Required work:
Sort through the entries below and pull out lines containing the word "shape".

Rows:
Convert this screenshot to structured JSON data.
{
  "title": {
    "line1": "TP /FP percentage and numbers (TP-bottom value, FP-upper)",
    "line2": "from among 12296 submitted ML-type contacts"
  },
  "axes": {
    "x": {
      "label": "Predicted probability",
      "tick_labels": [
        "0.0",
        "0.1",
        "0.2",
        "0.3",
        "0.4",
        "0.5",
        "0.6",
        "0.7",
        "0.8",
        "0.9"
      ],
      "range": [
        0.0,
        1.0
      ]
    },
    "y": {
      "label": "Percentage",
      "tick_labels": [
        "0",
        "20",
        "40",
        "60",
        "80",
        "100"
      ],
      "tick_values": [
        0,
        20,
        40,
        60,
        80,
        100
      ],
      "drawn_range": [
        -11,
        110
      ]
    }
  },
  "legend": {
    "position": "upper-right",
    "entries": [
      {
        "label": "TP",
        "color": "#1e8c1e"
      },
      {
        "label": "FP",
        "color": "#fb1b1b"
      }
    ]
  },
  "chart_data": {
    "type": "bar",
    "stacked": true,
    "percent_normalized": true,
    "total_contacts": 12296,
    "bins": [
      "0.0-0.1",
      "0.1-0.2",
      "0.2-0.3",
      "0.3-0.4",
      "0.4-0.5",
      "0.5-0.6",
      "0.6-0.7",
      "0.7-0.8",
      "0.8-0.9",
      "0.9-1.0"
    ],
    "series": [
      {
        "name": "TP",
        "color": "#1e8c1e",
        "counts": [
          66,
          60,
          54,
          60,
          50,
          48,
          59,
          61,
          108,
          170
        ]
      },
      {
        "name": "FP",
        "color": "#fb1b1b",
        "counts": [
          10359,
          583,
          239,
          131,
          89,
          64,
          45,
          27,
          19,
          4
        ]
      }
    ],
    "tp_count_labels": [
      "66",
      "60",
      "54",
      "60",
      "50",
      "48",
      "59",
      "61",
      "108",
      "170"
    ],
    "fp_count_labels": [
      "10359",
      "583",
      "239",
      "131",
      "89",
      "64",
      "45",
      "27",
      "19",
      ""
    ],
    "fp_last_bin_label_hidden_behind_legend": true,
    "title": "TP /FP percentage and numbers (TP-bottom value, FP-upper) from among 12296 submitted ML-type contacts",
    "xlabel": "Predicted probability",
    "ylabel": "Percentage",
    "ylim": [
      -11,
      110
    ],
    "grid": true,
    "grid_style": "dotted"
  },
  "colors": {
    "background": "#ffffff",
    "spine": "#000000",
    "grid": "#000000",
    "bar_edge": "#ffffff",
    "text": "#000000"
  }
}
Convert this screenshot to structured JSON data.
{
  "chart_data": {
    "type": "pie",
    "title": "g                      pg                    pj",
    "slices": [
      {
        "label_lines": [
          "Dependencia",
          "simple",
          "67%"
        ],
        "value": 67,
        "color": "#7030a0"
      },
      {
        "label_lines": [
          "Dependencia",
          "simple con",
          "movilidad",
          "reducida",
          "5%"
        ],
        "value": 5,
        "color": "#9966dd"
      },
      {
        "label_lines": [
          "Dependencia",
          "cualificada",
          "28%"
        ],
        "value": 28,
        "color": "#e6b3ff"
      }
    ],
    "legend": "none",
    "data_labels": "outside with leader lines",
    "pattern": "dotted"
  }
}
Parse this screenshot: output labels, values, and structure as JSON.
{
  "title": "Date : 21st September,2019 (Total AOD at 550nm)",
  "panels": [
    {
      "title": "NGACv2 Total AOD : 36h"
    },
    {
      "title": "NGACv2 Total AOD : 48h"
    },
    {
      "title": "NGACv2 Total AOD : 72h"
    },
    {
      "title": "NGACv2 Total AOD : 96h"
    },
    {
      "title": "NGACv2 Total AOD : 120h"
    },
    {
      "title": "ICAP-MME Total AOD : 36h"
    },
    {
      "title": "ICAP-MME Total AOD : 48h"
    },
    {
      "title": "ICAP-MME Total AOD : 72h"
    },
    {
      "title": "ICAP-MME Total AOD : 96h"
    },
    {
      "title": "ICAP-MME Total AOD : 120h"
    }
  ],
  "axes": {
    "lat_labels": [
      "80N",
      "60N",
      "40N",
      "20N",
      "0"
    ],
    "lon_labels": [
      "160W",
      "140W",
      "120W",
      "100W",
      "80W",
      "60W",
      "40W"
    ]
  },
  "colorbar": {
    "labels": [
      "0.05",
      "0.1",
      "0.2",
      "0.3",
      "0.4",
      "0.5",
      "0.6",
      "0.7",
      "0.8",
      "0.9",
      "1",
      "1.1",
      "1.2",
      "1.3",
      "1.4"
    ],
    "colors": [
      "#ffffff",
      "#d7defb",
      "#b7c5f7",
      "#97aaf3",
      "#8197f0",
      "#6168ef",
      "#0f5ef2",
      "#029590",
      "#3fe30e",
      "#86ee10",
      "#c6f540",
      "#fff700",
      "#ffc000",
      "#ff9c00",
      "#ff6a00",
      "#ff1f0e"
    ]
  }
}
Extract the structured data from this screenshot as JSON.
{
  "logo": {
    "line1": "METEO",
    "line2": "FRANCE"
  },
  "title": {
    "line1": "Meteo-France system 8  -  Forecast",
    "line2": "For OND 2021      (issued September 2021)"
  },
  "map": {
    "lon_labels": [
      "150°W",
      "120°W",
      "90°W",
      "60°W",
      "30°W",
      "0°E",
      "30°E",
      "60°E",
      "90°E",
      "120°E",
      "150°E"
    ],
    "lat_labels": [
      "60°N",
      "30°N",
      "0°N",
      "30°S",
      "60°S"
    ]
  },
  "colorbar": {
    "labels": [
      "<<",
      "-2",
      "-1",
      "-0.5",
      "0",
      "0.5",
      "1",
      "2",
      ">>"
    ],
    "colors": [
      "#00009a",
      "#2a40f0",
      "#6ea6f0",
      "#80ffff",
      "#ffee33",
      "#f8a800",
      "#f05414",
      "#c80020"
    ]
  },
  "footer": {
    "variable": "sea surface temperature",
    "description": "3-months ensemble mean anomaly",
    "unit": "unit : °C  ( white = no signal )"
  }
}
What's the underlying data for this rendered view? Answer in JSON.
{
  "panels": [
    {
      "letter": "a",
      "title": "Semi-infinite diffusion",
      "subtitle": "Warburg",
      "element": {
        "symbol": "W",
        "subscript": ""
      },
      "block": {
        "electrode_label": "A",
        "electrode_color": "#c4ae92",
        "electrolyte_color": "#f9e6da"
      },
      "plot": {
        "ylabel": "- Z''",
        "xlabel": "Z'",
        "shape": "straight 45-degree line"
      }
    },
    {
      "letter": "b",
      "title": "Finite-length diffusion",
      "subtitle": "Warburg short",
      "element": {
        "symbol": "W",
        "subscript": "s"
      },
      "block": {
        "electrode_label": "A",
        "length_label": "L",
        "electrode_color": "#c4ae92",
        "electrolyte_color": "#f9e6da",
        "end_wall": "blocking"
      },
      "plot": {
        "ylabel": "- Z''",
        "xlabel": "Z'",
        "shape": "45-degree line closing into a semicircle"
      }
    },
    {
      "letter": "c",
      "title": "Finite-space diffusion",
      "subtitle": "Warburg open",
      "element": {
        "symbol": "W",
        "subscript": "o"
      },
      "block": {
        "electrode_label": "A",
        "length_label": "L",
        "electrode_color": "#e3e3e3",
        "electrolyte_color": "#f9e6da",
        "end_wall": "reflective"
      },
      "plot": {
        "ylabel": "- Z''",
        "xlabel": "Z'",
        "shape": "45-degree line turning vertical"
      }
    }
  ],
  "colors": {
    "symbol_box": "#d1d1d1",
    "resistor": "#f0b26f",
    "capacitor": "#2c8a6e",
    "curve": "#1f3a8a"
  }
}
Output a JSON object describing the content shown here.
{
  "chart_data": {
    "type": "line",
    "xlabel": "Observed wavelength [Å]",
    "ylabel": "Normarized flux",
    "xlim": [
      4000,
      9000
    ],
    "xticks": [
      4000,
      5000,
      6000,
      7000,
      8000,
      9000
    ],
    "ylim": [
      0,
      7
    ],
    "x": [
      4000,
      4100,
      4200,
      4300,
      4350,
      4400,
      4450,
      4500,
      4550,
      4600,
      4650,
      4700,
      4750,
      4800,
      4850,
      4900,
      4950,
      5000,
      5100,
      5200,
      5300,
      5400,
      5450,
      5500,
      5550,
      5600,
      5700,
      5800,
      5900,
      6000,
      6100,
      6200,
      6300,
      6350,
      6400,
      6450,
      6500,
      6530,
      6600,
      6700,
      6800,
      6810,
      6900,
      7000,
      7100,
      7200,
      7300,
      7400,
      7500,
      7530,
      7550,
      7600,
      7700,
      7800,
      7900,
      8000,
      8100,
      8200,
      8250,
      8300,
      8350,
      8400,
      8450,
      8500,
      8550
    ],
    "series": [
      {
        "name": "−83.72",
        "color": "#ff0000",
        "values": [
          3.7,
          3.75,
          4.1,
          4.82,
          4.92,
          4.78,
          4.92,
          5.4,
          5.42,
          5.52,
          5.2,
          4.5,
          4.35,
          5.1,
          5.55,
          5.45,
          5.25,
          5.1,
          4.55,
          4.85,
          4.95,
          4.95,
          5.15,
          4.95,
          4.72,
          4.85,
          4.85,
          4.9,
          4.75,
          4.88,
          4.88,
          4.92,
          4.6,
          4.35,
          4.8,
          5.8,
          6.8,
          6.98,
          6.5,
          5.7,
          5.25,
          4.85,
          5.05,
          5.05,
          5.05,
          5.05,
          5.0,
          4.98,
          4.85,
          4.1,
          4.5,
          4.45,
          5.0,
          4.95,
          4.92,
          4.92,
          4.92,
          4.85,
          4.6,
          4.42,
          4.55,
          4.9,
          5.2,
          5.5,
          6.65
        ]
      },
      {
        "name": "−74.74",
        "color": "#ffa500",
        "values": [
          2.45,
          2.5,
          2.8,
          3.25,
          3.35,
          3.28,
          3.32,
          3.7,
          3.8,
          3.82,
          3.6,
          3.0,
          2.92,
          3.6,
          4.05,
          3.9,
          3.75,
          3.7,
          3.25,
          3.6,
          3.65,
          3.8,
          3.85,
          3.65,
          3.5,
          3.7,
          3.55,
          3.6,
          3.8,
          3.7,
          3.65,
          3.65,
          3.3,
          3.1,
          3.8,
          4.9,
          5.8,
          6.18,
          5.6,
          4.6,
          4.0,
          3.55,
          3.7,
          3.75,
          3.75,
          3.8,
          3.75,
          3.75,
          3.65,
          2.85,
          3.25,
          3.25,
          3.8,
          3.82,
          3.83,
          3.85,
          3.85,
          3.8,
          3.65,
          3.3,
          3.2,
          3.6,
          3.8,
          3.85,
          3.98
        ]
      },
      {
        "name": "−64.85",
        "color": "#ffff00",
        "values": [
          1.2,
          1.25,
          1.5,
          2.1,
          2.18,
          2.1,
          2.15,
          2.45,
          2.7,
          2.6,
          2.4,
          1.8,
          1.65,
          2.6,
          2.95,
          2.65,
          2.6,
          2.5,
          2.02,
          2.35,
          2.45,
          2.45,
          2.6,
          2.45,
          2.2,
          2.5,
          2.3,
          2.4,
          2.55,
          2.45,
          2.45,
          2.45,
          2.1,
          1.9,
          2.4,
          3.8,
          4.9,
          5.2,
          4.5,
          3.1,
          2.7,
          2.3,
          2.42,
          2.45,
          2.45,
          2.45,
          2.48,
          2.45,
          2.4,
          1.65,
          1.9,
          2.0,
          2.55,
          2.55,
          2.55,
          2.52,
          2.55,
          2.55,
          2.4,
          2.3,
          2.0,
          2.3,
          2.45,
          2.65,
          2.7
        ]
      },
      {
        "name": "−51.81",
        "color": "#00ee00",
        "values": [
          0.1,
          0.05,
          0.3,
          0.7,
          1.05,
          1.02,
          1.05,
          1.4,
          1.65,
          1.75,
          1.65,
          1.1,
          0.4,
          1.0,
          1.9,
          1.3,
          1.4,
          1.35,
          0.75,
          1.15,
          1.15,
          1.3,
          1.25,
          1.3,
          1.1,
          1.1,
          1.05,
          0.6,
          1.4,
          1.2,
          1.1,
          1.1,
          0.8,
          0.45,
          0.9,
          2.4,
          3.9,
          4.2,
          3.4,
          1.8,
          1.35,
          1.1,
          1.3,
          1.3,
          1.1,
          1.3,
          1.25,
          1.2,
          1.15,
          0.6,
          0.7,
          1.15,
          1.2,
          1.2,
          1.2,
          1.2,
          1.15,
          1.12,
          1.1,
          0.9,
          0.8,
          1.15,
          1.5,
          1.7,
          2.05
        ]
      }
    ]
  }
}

Result of this exercise:
        "shape": "straight 45-degree line"
        "shape": "45-degree line closing into a semicircle"
        "shape": "45-degree line turning vertical"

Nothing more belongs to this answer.